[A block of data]

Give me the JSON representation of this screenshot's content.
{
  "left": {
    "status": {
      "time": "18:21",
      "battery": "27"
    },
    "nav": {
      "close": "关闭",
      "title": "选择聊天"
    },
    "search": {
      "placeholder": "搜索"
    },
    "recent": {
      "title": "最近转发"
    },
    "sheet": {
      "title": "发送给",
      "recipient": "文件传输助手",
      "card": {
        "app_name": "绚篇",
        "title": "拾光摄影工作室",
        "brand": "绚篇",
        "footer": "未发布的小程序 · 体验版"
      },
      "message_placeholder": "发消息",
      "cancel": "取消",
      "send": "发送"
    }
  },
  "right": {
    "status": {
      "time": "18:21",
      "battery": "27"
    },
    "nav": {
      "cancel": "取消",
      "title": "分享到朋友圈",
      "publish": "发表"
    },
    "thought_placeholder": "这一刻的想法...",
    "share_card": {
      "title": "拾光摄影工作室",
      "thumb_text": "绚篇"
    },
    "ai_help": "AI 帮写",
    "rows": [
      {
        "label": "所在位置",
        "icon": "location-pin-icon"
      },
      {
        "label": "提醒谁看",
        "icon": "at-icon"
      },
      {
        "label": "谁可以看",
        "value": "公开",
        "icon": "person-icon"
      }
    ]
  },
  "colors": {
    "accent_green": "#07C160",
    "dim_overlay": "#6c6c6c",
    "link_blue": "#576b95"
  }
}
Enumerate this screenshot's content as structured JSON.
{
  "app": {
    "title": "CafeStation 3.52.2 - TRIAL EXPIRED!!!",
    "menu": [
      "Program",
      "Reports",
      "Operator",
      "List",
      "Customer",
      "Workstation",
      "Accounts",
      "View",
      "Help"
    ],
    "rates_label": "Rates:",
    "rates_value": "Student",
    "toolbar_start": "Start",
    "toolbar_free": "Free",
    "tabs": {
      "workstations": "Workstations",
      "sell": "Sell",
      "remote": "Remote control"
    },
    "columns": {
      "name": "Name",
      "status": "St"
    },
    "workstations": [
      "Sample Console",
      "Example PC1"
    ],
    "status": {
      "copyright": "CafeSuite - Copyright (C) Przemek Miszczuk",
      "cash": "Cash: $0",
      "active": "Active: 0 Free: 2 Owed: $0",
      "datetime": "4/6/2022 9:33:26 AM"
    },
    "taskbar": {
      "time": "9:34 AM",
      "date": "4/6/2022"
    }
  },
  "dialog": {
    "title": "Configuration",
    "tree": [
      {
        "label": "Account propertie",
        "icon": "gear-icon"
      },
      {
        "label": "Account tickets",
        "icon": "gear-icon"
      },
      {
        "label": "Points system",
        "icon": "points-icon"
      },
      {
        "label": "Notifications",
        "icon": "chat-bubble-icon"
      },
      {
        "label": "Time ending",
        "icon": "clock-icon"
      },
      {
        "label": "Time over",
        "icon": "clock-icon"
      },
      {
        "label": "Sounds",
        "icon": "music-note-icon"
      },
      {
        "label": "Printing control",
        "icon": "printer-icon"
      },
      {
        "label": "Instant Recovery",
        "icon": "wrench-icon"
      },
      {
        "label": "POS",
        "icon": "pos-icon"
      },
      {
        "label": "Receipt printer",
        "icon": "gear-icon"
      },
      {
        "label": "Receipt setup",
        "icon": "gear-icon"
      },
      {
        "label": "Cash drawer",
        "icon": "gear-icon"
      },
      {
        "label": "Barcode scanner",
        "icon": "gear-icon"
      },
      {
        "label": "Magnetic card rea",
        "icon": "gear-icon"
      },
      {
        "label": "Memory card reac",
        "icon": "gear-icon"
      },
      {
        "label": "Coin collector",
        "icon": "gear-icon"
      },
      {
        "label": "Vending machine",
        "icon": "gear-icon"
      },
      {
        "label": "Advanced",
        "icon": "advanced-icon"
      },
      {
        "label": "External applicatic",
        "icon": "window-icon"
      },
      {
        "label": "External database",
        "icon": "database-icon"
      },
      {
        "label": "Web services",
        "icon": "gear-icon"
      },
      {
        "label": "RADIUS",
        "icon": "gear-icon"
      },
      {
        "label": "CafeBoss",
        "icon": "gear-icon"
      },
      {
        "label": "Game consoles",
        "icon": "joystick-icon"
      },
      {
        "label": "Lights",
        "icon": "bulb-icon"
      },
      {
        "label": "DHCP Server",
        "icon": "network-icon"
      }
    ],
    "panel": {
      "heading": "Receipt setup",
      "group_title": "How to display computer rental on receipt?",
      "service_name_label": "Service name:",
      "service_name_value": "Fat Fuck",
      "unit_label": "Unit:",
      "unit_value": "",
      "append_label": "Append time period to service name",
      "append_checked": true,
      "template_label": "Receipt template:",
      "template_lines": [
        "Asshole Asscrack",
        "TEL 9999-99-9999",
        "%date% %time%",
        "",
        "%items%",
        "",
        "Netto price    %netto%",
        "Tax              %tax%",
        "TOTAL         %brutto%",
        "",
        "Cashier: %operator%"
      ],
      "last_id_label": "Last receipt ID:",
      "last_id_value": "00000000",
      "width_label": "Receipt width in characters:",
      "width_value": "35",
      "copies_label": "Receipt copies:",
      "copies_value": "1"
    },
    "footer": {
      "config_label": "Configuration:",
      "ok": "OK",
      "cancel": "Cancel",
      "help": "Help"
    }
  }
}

▶ _EXERCISE BRIEF_
Exactly reproduce every record.

▶ _TASK ANSWER_
Give me the JSON representation of this screenshot's content.
{
  "left": {
    "status": {
      "time": "18:21",
      "battery": "27"
    },
    "nav": {
      "close": "关闭",
      "title": "选择聊天"
    },
    "search": {
      "placeholder": "搜索"
    },
    "recent": {
      "title": "最近转发"
    },
    "sheet": {
      "title": "发送给",
      "recipient": "文件传输助手",
      "card": {
        "app_name": "绚篇",
        "title": "拾光摄影工作室",
        "brand": "绚篇",
        "footer": "未发布的小程序 · 体验版"
      },
      "message_placeholder": "发消息",
      "cancel": "取消",
      "send": "发送"
    }
  },
  "right": {
    "status": {
      "time": "18:21",
      "battery": "27"
    },
    "nav": {
      "cancel": "取消",
      "title": "分享到朋友圈",
      "publish": "发表"
    },
    "thought_placeholder": "这一刻的想法...",
    "share_card": {
      "title": "拾光摄影工作室",
      "thumb_text": "绚篇"
    },
    "ai_help": "AI 帮写",
    "rows": [
      {
        "label": "所在位置",
        "icon": "location-pin-icon"
      },
      {
        "label": "提醒谁看",
        "icon": "at-icon"
      },
      {
        "label": "谁可以看",
        "value": "公开",
        "icon": "person-icon"
      }
    ]
  },
  "colors": {
    "accent_green": "#07C160",
    "dim_overlay": "#6c6c6c",
    "link_blue": "#576b95"
  }
}
Enumerate this screenshot's content as structured JSON.
{
  "app": {
    "title": "CafeStation 3.52.2 - TRIAL EXPIRED!!!",
    "menu": [
      "Program",
      "Reports",
      "Operator",
      "List",
      "Customer",
      "Workstation",
      "Accounts",
      "View",
      "Help"
    ],
    "rates_label": "Rates:",
    "rates_value": "Student",
    "toolbar_start": "Start",
    "toolbar_free": "Free",
    "tabs": {
      "workstations": "Workstations",
      "sell": "Sell",
      "remote": "Remote control"
    },
    "columns": {
      "name": "Name",
      "status": "St"
    },
    "workstations": [
      "Sample Console",
      "Example PC1"
    ],
    "status": {
      "copyright": "CafeSuite - Copyright (C) Przemek Miszczuk",
      "cash": "Cash: $0",
      "active": "Active: 0 Free: 2 Owed: $0",
      "datetime": "4/6/2022 9:33:26 AM"
    },
    "taskbar": {
      "time": "9:34 AM",
      "date": "4/6/2022"
    }
  },
  "dialog": {
    "title": "Configuration",
    "tree": [
      {
        "label": "Account propertie",
        "icon": "gear-icon"
      },
      {
        "label": "Account tickets",
        "icon": "gear-icon"
      },
      {
        "label": "Points system",
        "icon": "points-icon"
      },
      {
        "label": "Notifications",
        "icon": "chat-bubble-icon"
      },
      {
        "label": "Time ending",
        "icon": "clock-icon"
      },
      {
        "label": "Time over",
        "icon": "clock-icon"
      },
      {
        "label": "Sounds",
        "icon": "music-note-icon"
      },
      {
        "label": "Printing control",
        "icon": "printer-icon"
      },
      {
        "label": "Instant Recovery",
        "icon": "wrench-icon"
      },
      {
        "label": "POS",
        "icon": "pos-icon"
      },
      {
        "label": "Receipt printer",
        "icon": "gear-icon"
      },
      {
        "label": "Receipt setup",
        "icon": "gear-icon"
      },
      {
        "label": "Cash drawer",
        "icon": "gear-icon"
      },
      {
        "label": "Barcode scanner",
        "icon": "gear-icon"
      },
      {
        "label": "Magnetic card rea",
        "icon": "gear-icon"
      },
      {
        "label": "Memory card reac",
        "icon": "gear-icon"
      },
      {
        "label": "Coin collector",
        "icon": "gear-icon"
      },
      {
        "label": "Vending machine",
        "icon": "gear-icon"
      },
      {
        "label": "Advanced",
        "icon": "advanced-icon"
      },
      {
        "label": "External applicatic",
        "icon": "window-icon"
      },
      {
        "label": "External database",
        "icon": "database-icon"
      },
      {
        "label": "Web services",
        "icon": "gear-icon"
      },
      {
        "label": "RADIUS",
        "icon": "gear-icon"
      },
      {
        "label": "CafeBoss",
        "icon": "gear-icon"
      },
      {
        "label": "Game consoles",
        "icon": "joystick-icon"
      },
      {
        "label": "Lights",
        "icon": "bulb-icon"
      },
      {
        "label": "DHCP Server",
        "icon": "network-icon"
      }
    ],
    "panel": {
      "heading": "Receipt setup",
      "group_title": "How to display computer rental on receipt?",
      "service_name_label": "Service name:",
      "service_name_value": "Fat Fuck",
      "unit_label": "Unit:",
      "unit_value": "",
      "append_label": "Append time period to service name",
      "append_checked": true,
      "template_label": "Receipt template:",
      "template_lines": [
        "Asshole Asscrack",
        "TEL 9999-99-9999",
        "%date% %time%",
        "",
        "%items%",
        "",
        "Netto price    %netto%",
        "Tax              %tax%",
        "TOTAL         %brutto%",
        "",
        "Cashier: %operator%"
      ],
      "last_id_label": "Last receipt ID:",
      "last_id_value": "00000000",
      "width_label": "Receipt width in characters:",
      "width_value": "35",
      "copies_label": "Receipt copies:",
      "copies_value": "1"
    },
    "footer": {
      "config_label": "Configuration:",
      "ok": "OK",
      "cancel": "Cancel",
      "help": "Help"
    }
  }
}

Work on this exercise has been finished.